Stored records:
· · ·

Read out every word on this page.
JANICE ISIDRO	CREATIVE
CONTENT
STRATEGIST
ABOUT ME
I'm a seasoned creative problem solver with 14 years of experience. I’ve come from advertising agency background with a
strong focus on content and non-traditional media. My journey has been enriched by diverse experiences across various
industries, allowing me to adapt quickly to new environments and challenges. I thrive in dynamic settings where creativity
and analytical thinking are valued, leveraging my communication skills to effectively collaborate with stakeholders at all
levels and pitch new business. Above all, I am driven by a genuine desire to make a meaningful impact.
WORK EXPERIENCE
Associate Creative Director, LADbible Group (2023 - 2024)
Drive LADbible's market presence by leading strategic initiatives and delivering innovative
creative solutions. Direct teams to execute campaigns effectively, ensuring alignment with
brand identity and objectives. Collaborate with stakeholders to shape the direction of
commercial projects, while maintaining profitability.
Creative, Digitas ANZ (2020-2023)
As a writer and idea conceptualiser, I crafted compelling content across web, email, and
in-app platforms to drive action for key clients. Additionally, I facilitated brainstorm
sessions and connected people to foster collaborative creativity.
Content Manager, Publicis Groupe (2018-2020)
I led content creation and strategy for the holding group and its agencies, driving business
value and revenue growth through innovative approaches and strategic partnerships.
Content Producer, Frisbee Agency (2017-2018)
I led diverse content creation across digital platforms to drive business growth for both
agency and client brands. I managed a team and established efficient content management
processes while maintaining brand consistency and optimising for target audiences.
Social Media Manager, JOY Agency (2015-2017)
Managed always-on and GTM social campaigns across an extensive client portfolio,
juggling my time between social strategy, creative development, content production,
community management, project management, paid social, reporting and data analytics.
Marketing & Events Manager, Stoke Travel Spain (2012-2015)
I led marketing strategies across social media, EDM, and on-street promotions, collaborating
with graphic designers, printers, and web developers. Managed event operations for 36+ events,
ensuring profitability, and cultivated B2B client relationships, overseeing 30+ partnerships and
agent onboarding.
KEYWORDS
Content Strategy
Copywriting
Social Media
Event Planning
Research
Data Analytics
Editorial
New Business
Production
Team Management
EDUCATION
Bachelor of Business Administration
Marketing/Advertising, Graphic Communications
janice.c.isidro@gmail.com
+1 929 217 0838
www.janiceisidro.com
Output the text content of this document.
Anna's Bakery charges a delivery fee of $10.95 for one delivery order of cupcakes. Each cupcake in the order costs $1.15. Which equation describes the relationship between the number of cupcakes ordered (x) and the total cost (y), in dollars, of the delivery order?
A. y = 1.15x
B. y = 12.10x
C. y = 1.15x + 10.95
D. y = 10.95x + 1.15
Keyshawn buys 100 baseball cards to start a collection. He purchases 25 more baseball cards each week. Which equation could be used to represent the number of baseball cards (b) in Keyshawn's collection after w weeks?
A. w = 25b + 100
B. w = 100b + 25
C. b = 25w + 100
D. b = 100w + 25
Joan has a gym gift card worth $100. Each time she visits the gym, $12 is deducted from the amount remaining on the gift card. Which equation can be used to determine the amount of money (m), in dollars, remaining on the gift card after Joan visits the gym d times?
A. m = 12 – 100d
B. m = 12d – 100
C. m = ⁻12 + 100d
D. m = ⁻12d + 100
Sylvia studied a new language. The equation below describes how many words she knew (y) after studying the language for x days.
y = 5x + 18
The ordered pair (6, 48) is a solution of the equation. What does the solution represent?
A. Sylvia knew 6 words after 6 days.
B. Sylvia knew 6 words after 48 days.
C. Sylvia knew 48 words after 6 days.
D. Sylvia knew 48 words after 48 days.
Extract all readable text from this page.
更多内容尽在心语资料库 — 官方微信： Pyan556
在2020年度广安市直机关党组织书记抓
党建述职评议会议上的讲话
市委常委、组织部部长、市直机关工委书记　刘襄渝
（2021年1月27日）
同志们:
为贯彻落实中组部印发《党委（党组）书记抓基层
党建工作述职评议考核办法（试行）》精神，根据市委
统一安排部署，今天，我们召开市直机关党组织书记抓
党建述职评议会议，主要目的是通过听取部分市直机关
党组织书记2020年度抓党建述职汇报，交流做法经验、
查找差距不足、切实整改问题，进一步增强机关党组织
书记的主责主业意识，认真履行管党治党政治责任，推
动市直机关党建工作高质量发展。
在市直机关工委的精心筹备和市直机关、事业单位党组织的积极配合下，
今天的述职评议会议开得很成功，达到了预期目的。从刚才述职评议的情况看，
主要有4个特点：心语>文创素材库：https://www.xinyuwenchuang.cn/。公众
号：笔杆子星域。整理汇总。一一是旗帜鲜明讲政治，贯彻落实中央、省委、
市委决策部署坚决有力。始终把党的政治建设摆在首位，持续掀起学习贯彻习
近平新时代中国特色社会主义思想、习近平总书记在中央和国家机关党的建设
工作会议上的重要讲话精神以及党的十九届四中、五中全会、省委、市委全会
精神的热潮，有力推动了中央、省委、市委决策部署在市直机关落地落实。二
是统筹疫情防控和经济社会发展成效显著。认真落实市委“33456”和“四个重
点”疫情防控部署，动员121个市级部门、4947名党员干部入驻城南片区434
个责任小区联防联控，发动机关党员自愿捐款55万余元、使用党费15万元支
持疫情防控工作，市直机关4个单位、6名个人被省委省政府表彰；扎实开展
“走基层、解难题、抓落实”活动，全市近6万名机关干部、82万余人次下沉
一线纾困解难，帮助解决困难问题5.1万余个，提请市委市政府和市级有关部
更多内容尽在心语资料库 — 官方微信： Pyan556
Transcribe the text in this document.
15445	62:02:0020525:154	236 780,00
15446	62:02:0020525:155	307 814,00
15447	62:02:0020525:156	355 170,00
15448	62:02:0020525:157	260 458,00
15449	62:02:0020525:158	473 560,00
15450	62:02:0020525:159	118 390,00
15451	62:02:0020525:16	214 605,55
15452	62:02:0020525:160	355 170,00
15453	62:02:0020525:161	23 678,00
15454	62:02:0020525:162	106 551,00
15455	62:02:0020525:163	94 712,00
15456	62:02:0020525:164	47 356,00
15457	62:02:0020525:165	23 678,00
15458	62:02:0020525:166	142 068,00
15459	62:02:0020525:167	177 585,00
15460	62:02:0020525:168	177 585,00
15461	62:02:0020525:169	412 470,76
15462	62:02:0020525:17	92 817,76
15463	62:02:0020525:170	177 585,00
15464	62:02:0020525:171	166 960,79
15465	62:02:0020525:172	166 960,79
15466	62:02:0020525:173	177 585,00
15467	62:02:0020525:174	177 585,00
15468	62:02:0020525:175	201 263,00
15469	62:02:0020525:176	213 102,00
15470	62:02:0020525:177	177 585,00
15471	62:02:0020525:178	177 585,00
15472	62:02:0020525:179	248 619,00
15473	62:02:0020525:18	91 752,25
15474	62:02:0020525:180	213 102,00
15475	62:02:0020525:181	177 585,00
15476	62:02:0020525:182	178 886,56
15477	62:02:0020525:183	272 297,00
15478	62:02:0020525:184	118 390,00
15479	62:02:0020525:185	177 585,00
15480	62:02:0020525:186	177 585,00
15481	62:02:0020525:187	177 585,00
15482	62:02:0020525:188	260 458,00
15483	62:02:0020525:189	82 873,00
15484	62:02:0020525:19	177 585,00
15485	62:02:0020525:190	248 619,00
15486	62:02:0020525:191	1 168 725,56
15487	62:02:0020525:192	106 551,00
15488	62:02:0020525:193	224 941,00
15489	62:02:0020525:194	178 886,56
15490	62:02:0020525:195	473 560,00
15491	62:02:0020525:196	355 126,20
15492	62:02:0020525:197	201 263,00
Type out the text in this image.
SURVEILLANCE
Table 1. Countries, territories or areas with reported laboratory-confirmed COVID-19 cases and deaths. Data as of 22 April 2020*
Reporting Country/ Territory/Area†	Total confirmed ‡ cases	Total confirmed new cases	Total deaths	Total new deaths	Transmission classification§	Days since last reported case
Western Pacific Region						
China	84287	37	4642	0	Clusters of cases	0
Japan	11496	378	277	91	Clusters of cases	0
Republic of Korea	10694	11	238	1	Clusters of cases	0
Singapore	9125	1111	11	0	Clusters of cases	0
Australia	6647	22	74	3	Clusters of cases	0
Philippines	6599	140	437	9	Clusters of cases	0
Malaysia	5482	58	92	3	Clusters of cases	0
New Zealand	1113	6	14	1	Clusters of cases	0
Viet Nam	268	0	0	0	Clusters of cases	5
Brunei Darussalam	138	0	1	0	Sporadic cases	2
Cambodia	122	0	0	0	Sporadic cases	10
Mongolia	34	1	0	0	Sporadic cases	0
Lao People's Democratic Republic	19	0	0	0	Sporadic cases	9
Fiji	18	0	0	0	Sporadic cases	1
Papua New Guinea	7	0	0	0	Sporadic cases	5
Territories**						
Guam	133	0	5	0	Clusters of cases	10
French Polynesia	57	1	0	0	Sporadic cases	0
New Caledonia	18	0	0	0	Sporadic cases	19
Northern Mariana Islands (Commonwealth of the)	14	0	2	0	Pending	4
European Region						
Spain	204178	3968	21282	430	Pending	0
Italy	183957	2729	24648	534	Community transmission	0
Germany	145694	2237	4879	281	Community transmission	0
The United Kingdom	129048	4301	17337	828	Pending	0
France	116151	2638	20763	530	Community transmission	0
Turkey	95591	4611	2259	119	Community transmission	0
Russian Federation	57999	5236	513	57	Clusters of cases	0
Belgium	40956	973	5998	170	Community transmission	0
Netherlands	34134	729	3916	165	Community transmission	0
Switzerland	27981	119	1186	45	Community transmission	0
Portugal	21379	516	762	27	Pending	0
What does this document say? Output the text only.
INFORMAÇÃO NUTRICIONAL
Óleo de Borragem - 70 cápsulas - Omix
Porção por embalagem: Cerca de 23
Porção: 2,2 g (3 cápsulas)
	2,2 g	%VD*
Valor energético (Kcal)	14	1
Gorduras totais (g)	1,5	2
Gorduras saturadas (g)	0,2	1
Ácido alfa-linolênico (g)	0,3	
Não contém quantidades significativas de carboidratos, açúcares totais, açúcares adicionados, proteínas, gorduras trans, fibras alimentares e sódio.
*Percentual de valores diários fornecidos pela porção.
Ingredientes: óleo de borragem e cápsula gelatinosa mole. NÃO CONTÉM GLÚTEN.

· · ·

DIRECTIONS FOR THIS TASK ▸
Where a line of the records above holds the word "diverse", copy that line.

SOLUTION ▸
strong focus on content and non-traditional media. My journey has been enriched by diverse experiences across various
I led diverse content creation across digital platforms to drive business growth for both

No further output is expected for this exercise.